▸ **Work to do**:
Where does the string "States" appear in the records? Copy every line that contains it.
· · · · ·
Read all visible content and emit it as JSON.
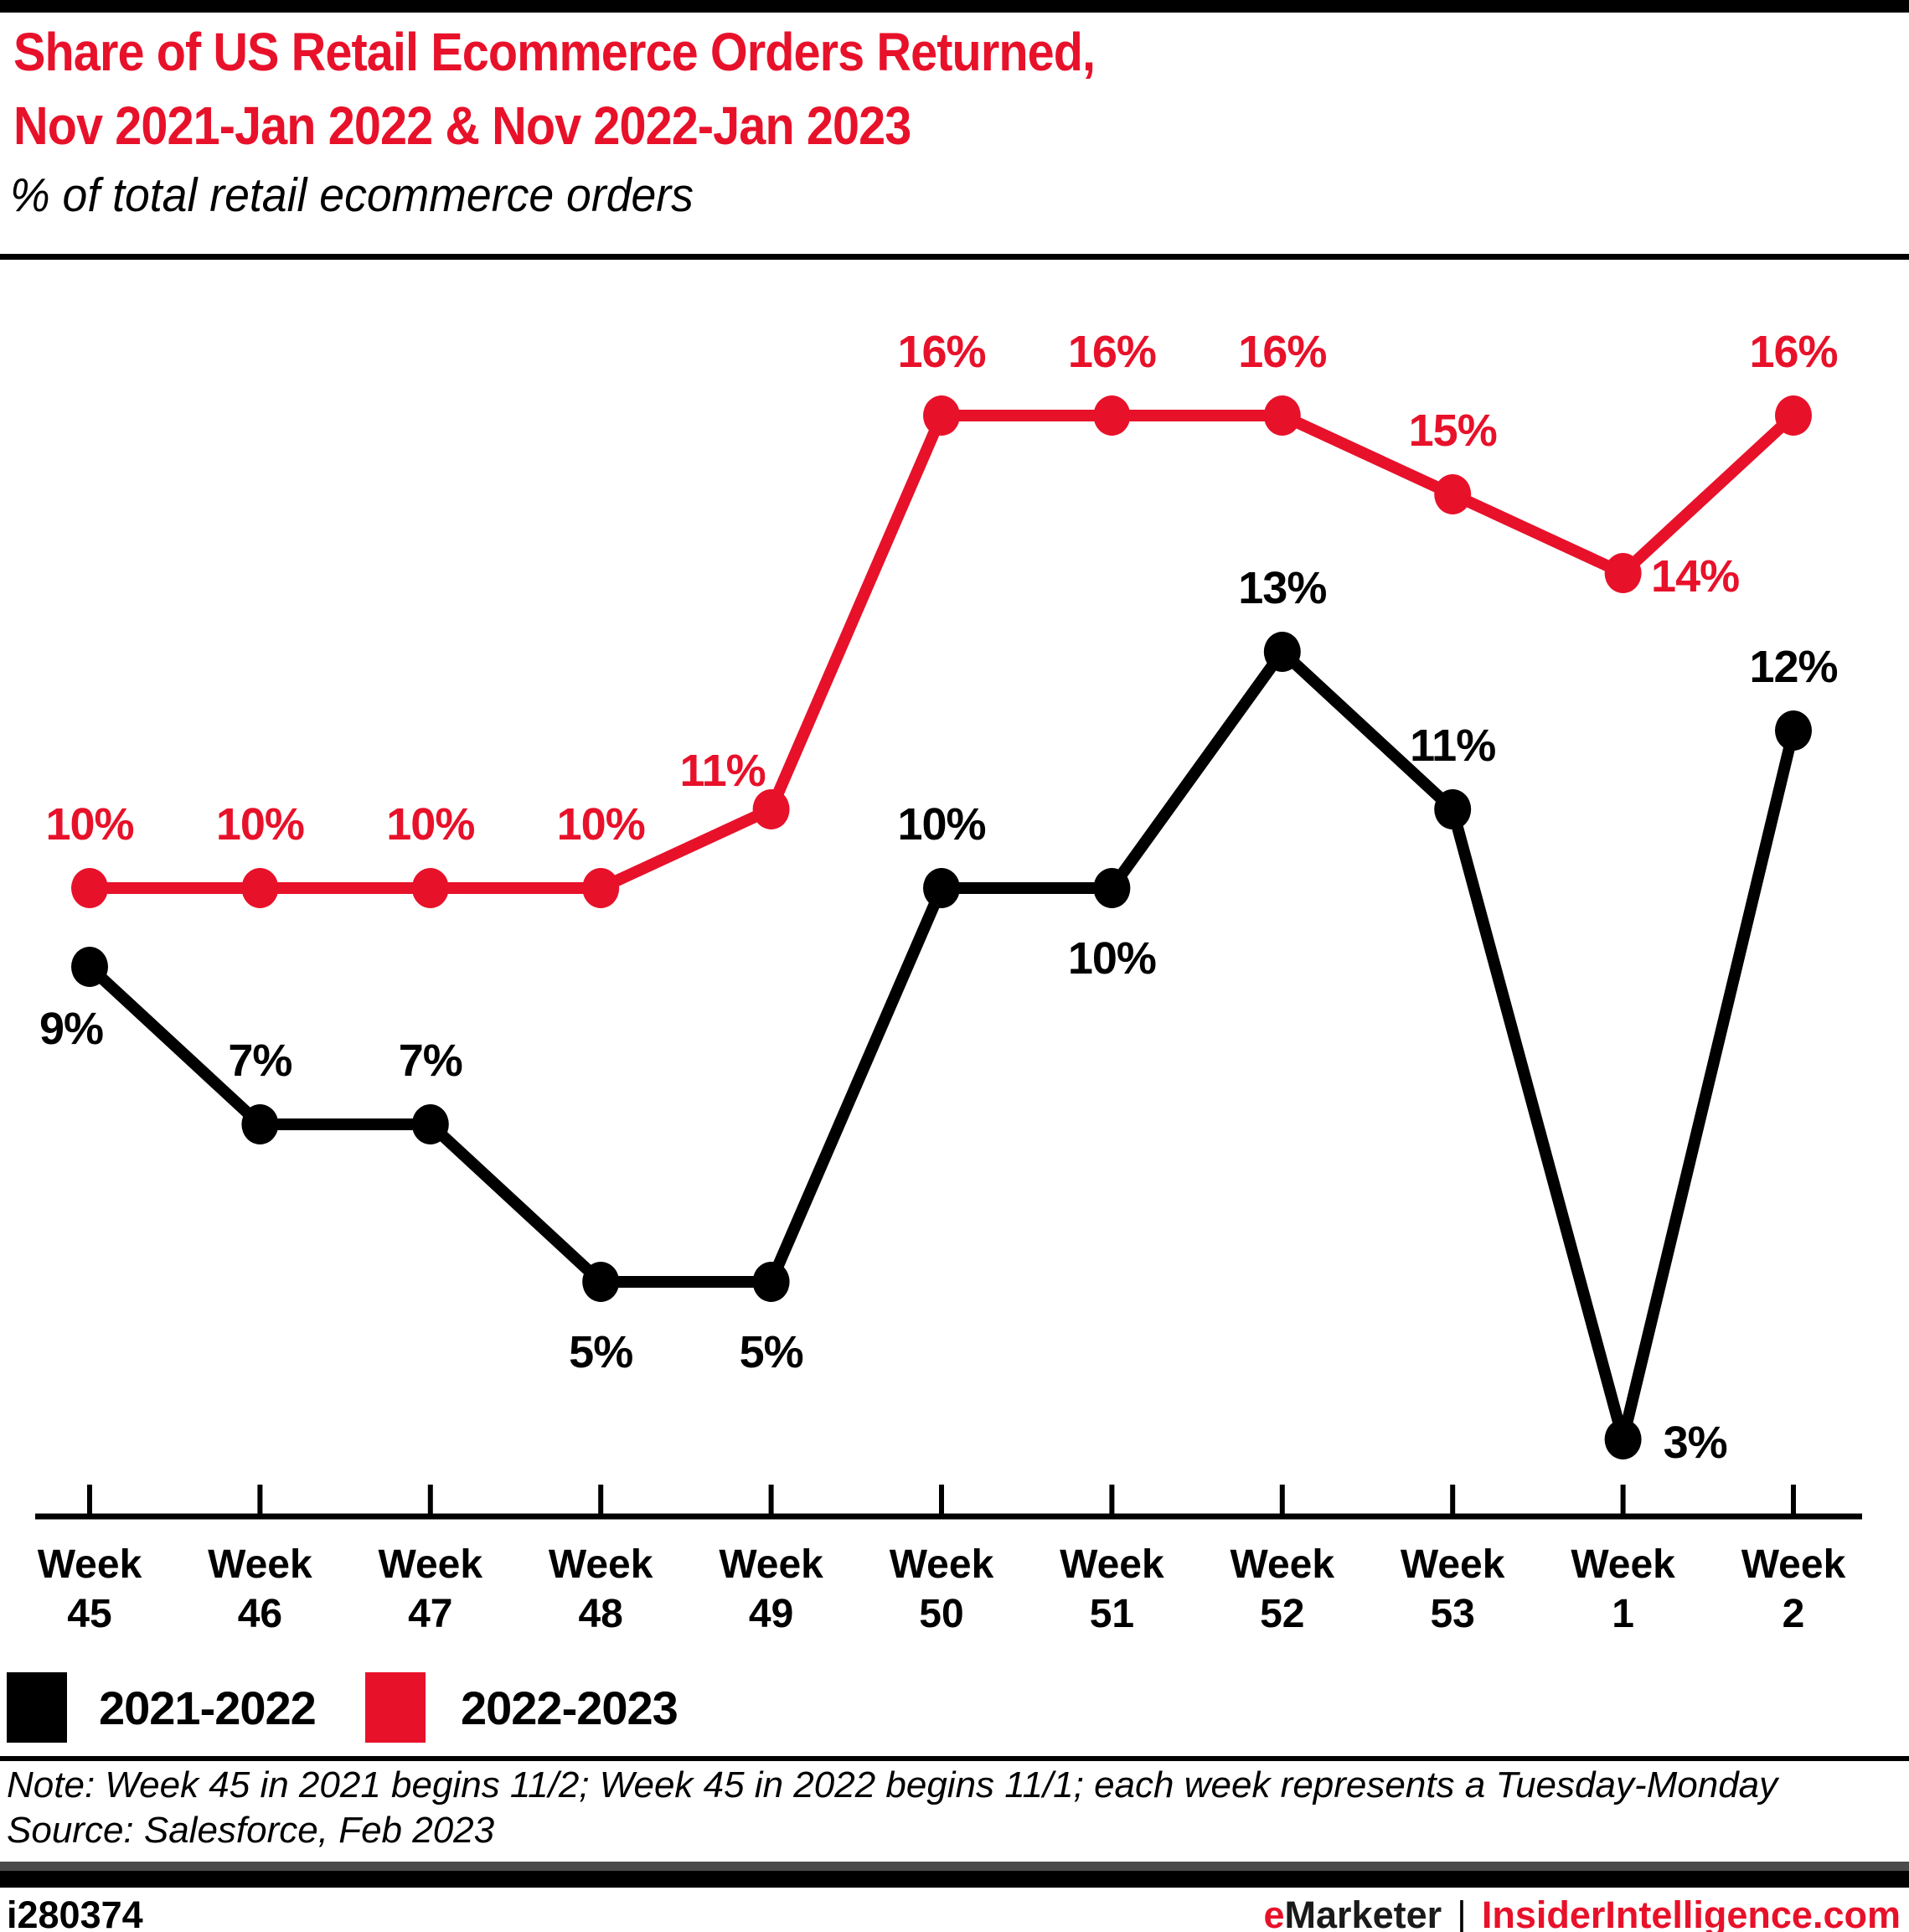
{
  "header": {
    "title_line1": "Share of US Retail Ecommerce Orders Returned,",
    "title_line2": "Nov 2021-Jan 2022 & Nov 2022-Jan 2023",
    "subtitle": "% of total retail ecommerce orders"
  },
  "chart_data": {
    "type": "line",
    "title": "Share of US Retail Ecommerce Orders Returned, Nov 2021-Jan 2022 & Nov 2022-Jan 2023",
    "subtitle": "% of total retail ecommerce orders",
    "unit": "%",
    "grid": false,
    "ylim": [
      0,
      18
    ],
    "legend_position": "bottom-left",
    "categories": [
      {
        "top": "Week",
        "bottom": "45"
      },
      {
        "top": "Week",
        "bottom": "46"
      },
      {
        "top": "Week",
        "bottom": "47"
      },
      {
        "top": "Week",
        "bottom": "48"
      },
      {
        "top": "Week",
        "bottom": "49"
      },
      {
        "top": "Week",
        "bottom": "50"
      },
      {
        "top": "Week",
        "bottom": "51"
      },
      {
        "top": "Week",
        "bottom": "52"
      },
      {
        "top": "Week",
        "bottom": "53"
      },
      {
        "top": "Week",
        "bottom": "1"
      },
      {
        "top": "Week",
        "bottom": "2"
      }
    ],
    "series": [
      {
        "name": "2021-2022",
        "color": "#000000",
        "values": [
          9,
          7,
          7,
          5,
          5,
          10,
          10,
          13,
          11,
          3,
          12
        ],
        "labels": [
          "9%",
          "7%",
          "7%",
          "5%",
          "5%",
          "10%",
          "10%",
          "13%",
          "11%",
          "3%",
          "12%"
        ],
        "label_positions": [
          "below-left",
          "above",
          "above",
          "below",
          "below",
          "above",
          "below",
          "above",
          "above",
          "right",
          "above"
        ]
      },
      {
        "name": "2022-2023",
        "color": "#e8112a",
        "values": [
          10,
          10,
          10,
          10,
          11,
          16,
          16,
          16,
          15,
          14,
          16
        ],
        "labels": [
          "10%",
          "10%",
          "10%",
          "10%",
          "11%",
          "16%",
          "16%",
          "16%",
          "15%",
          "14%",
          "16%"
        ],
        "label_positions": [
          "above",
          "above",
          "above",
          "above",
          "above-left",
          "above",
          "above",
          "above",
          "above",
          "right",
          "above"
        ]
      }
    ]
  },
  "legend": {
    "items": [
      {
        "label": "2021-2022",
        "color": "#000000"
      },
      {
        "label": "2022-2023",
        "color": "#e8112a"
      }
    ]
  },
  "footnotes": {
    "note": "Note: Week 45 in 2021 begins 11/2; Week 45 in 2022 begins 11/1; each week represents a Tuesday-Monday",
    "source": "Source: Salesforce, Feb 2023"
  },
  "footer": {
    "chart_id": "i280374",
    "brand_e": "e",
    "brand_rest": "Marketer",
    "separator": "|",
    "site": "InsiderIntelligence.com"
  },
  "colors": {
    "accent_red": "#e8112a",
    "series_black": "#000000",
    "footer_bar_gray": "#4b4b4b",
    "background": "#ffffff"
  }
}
· · · · ·
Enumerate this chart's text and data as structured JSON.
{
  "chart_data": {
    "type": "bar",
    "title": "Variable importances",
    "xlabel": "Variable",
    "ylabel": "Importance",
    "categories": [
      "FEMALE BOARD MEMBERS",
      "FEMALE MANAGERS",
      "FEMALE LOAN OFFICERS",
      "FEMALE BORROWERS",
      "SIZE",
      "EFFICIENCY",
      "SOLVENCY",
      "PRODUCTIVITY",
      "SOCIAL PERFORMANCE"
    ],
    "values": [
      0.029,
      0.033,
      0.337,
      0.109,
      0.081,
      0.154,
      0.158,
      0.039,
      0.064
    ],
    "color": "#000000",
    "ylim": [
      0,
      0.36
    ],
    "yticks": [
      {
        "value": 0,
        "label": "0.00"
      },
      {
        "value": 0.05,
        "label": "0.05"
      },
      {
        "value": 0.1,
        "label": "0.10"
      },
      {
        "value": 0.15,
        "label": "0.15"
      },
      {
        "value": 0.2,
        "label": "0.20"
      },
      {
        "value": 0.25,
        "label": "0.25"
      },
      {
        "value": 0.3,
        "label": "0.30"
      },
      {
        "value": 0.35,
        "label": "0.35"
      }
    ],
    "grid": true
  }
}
· · · · ·
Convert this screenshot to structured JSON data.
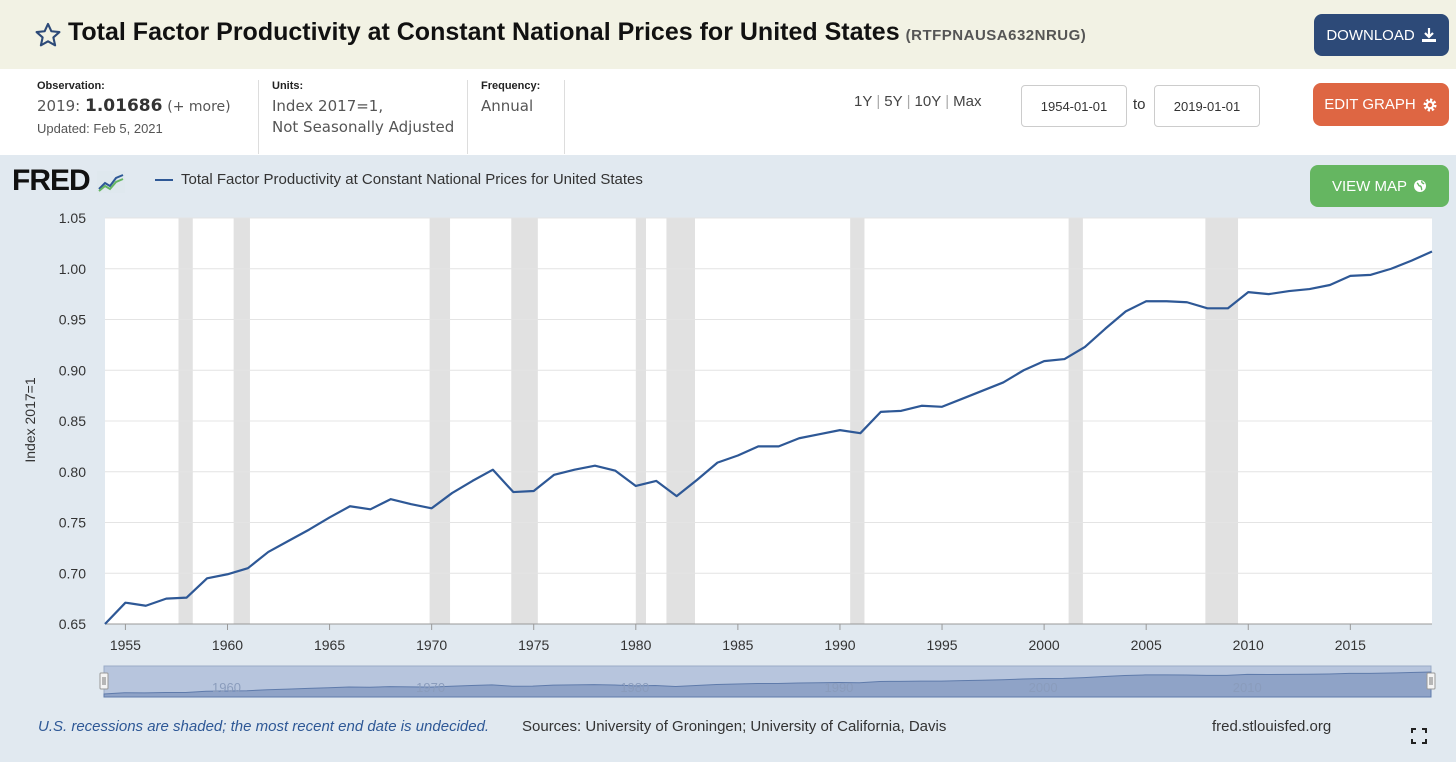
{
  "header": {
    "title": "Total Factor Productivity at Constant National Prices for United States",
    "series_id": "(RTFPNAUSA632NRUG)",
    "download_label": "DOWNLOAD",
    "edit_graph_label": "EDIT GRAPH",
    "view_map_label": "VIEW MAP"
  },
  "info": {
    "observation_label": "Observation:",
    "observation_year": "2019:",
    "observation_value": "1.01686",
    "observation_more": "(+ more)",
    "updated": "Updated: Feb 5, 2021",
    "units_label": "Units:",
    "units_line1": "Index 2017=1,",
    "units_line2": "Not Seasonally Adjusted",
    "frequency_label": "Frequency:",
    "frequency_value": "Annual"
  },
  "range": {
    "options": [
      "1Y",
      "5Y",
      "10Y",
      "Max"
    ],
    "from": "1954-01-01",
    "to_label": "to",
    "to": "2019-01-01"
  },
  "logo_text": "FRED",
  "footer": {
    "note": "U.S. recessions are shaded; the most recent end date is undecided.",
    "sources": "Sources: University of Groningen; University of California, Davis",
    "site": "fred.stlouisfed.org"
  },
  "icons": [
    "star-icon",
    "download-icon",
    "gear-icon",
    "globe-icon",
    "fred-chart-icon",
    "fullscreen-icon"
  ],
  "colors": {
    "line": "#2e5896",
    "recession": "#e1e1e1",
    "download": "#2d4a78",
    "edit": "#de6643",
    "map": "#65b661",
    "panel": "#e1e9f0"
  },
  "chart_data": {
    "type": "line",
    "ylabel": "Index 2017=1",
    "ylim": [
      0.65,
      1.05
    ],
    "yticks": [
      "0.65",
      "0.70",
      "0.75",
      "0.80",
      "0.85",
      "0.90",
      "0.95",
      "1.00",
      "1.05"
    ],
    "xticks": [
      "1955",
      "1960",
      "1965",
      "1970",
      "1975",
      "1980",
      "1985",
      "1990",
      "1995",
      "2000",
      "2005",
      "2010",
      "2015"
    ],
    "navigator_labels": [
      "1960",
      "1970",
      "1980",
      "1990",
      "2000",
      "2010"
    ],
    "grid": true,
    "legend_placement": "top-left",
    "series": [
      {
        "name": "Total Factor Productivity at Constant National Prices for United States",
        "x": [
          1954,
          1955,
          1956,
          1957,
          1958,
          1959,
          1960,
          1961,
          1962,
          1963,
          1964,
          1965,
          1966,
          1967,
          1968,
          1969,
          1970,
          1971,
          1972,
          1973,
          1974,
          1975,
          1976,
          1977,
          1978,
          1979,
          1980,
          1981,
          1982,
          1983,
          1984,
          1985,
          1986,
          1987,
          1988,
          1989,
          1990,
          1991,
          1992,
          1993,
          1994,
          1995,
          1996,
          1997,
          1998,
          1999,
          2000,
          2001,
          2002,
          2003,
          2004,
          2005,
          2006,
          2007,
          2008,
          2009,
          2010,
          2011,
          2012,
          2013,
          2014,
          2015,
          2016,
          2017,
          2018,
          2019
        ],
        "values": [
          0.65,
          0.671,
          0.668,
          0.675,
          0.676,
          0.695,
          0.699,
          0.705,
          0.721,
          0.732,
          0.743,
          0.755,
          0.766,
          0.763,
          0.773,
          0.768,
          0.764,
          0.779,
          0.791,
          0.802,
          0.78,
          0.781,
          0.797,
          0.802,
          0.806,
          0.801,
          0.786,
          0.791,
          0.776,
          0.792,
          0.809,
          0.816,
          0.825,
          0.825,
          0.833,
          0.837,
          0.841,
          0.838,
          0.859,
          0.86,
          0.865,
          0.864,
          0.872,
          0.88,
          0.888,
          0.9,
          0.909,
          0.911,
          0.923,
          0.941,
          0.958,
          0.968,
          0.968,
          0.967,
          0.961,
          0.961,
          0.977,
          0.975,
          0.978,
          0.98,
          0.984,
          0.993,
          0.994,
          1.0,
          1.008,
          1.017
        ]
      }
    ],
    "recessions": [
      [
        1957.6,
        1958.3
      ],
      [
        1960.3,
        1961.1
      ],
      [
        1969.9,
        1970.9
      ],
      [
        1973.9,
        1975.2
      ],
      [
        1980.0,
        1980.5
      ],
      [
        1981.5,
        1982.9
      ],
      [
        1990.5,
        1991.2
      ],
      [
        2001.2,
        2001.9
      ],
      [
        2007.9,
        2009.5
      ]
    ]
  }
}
· · · · ·
▸ **Finished answer**:
    "title": "Total Factor Productivity at Constant National Prices for United States",
        "name": "Total Factor Productivity at Constant National Prices for United States",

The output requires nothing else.